* _WRITTEN REQUEST_: Below is a block of data; give all of it again word for word.

[Dataset entries on figures]
* begin *

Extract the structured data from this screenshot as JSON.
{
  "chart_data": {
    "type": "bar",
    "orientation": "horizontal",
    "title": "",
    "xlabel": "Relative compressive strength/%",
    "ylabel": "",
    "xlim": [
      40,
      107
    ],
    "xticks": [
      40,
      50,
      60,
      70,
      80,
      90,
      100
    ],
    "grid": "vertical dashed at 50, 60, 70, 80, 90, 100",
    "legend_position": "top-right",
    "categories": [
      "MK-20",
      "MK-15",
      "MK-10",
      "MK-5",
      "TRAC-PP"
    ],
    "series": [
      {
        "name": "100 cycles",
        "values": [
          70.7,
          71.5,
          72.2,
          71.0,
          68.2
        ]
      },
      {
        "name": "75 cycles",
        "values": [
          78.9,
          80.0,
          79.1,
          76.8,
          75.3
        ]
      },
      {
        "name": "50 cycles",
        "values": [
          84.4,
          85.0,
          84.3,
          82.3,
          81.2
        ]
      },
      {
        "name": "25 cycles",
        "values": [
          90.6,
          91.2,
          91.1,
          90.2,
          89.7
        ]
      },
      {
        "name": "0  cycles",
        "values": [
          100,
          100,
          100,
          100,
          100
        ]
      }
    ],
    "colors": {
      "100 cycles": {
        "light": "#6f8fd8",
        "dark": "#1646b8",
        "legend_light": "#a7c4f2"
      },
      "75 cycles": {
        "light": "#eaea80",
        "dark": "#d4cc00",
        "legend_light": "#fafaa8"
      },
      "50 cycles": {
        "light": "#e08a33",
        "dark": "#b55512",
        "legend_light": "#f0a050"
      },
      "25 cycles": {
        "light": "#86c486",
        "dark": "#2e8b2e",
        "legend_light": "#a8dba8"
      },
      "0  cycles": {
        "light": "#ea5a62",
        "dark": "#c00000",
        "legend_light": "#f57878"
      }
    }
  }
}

* end *

* _EXERCISE ANSWER_:
Extract the structured data from this screenshot as JSON.
{
  "chart_data": {
    "type": "bar",
    "orientation": "horizontal",
    "title": "",
    "xlabel": "Relative compressive strength/%",
    "ylabel": "",
    "xlim": [
      40,
      107
    ],
    "xticks": [
      40,
      50,
      60,
      70,
      80,
      90,
      100
    ],
    "grid": "vertical dashed at 50, 60, 70, 80, 90, 100",
    "legend_position": "top-right",
    "categories": [
      "MK-20",
      "MK-15",
      "MK-10",
      "MK-5",
      "TRAC-PP"
    ],
    "series": [
      {
        "name": "100 cycles",
        "values": [
          70.7,
          71.5,
          72.2,
          71.0,
          68.2
        ]
      },
      {
        "name": "75 cycles",
        "values": [
          78.9,
          80.0,
          79.1,
          76.8,
          75.3
        ]
      },
      {
        "name": "50 cycles",
        "values": [
          84.4,
          85.0,
          84.3,
          82.3,
          81.2
        ]
      },
      {
        "name": "25 cycles",
        "values": [
          90.6,
          91.2,
          91.1,
          90.2,
          89.7
        ]
      },
      {
        "name": "0  cycles",
        "values": [
          100,
          100,
          100,
          100,
          100
        ]
      }
    ],
    "colors": {
      "100 cycles": {
        "light": "#6f8fd8",
        "dark": "#1646b8",
        "legend_light": "#a7c4f2"
      },
      "75 cycles": {
        "light": "#eaea80",
        "dark": "#d4cc00",
        "legend_light": "#fafaa8"
      },
      "50 cycles": {
        "light": "#e08a33",
        "dark": "#b55512",
        "legend_light": "#f0a050"
      },
      "25 cycles": {
        "light": "#86c486",
        "dark": "#2e8b2e",
        "legend_light": "#a8dba8"
      },
      "0  cycles": {
        "light": "#ea5a62",
        "dark": "#c00000",
        "legend_light": "#f57878"
      }
    }
  }
}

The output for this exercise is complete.